● **Directive**: Extract every line that contains the word "разобраться".

## Start Dataset records

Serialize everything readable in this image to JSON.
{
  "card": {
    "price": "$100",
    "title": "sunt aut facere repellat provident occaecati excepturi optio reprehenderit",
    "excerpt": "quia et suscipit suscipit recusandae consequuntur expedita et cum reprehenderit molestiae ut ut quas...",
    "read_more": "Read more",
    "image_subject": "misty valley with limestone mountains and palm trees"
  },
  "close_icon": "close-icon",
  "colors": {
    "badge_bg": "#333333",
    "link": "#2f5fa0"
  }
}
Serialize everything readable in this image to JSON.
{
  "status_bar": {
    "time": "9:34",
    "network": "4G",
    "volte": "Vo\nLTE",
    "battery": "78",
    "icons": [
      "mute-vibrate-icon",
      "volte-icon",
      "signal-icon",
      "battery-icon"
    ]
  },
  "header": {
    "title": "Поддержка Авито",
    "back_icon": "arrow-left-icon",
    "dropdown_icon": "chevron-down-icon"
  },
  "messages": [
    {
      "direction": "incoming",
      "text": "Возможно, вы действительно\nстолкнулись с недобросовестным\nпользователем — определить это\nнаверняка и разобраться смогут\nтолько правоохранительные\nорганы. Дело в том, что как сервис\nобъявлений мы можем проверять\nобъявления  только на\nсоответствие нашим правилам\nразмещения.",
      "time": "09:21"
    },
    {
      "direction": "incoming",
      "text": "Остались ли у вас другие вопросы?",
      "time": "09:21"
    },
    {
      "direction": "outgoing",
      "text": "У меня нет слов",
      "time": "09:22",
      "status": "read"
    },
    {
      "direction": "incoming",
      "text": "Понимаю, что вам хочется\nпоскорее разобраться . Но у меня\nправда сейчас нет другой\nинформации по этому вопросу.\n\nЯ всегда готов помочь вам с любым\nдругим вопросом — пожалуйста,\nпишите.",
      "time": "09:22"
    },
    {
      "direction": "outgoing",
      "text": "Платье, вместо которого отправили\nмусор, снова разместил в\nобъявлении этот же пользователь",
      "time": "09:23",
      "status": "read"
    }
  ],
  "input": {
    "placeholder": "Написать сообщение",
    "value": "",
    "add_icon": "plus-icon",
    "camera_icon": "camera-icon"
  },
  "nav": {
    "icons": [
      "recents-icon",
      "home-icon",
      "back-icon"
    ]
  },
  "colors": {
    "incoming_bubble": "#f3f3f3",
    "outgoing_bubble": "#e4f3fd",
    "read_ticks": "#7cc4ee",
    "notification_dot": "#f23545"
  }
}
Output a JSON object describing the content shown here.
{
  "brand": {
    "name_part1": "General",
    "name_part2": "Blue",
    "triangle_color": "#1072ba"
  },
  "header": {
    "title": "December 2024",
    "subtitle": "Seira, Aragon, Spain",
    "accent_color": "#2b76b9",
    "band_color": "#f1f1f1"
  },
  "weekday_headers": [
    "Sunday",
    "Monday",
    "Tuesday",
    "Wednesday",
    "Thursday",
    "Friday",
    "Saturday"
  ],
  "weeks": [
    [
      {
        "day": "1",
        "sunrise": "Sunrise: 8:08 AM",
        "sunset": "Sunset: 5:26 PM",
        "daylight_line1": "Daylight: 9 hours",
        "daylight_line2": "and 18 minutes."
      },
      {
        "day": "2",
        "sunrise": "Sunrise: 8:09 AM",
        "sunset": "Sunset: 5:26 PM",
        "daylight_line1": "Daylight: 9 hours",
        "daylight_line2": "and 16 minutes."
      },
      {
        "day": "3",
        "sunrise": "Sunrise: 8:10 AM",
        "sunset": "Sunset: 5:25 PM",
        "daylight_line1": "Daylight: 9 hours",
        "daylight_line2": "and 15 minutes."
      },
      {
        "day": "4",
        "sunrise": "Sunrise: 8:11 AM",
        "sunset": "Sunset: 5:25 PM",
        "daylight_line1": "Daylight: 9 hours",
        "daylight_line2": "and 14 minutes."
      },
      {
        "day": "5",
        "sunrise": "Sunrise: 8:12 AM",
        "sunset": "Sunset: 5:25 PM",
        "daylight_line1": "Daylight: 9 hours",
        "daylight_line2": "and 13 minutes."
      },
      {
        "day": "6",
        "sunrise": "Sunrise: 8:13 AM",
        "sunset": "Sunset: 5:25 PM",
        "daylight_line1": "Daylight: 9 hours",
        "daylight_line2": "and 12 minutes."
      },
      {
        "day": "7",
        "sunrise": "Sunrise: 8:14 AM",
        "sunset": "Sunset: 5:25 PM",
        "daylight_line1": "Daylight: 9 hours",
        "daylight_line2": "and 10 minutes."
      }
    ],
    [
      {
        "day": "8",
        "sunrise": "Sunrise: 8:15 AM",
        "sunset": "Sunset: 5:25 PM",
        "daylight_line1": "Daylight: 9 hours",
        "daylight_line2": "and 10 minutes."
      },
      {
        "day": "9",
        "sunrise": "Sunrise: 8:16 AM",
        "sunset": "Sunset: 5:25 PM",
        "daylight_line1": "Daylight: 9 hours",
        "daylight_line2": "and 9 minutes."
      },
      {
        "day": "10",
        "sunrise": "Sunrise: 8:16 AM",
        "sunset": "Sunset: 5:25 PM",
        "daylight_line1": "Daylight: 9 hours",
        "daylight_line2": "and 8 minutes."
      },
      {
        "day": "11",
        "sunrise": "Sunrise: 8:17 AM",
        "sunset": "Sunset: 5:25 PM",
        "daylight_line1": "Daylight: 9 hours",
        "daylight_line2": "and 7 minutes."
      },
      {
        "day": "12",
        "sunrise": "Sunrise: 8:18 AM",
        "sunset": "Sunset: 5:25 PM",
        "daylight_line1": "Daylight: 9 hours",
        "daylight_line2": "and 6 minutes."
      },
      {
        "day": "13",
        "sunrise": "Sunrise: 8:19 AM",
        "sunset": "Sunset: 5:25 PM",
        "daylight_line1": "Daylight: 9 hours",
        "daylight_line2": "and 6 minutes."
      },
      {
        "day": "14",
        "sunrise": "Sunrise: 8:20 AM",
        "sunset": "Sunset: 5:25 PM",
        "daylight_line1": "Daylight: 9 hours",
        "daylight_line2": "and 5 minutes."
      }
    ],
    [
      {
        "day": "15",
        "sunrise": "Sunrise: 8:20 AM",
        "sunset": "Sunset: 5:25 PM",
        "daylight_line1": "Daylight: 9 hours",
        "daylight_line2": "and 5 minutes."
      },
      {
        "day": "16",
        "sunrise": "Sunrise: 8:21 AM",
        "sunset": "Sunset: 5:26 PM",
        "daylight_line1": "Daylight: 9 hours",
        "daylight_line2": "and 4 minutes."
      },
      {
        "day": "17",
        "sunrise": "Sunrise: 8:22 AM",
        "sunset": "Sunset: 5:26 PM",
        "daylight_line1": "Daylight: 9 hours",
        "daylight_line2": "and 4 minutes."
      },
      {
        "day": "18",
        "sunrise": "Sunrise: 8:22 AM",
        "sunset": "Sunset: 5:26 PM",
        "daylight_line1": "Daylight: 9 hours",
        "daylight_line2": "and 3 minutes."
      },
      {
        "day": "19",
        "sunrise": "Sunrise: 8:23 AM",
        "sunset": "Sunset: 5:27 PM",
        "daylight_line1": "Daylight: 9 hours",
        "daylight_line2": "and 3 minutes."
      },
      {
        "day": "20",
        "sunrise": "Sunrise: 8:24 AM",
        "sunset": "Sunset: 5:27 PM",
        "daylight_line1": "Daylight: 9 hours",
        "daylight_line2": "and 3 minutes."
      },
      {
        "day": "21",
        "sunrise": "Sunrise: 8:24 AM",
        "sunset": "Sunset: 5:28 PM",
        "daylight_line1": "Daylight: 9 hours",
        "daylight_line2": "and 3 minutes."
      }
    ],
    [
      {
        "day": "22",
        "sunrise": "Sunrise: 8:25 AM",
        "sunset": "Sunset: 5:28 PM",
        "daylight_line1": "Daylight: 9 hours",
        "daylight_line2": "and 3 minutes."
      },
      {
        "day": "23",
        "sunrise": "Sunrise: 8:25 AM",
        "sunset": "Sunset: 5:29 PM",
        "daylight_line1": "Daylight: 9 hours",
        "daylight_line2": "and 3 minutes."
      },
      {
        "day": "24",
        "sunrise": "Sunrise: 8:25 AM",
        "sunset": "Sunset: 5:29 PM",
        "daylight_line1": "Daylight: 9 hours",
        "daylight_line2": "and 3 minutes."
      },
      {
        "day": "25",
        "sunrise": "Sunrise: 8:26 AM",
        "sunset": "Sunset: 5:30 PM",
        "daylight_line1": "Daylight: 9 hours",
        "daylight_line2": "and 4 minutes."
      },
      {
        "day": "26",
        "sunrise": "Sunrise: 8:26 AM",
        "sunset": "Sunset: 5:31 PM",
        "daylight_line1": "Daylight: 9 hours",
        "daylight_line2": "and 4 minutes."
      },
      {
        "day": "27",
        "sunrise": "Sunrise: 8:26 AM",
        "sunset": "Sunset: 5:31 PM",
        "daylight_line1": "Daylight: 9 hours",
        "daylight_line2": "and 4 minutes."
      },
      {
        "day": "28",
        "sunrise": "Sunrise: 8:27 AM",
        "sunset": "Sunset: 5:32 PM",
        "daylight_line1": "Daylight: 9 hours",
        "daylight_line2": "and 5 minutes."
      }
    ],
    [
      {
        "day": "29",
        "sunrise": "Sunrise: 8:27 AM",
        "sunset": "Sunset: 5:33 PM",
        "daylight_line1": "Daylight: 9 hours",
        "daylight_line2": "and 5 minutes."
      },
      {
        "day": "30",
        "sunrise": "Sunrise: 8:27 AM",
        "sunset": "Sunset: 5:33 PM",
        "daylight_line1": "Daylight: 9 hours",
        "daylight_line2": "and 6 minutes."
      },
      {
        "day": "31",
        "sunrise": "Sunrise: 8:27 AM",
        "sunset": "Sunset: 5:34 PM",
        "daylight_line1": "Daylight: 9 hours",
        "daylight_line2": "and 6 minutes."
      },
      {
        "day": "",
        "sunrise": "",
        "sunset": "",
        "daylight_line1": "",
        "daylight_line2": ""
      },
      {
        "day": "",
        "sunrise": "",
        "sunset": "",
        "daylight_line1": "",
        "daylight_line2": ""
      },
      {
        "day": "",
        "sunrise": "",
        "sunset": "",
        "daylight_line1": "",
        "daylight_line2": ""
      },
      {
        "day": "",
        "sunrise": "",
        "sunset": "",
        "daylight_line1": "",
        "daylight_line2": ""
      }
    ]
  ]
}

## End Dataset records

● **Worked solution**:
      "text": "Возможно, вы действительно\nстолкнулись с недобросовестным\nпользователем — определить это\nнаверняка и разобраться смогут\nтолько правоохранительные\nорганы. Дело в том, что как сервис\nобъявлений мы можем проверять\nобъявления  только на\nсоответствие нашим правилам\nразмещения.",
      "text": "Понимаю, что вам хочется\nпоскорее разобраться . Но у меня\nправда сейчас нет другой\nинформации по этому вопросу.\n\nЯ всегда готов помочь вам с любым\nдругим вопросом — пожалуйста,\nпишите.",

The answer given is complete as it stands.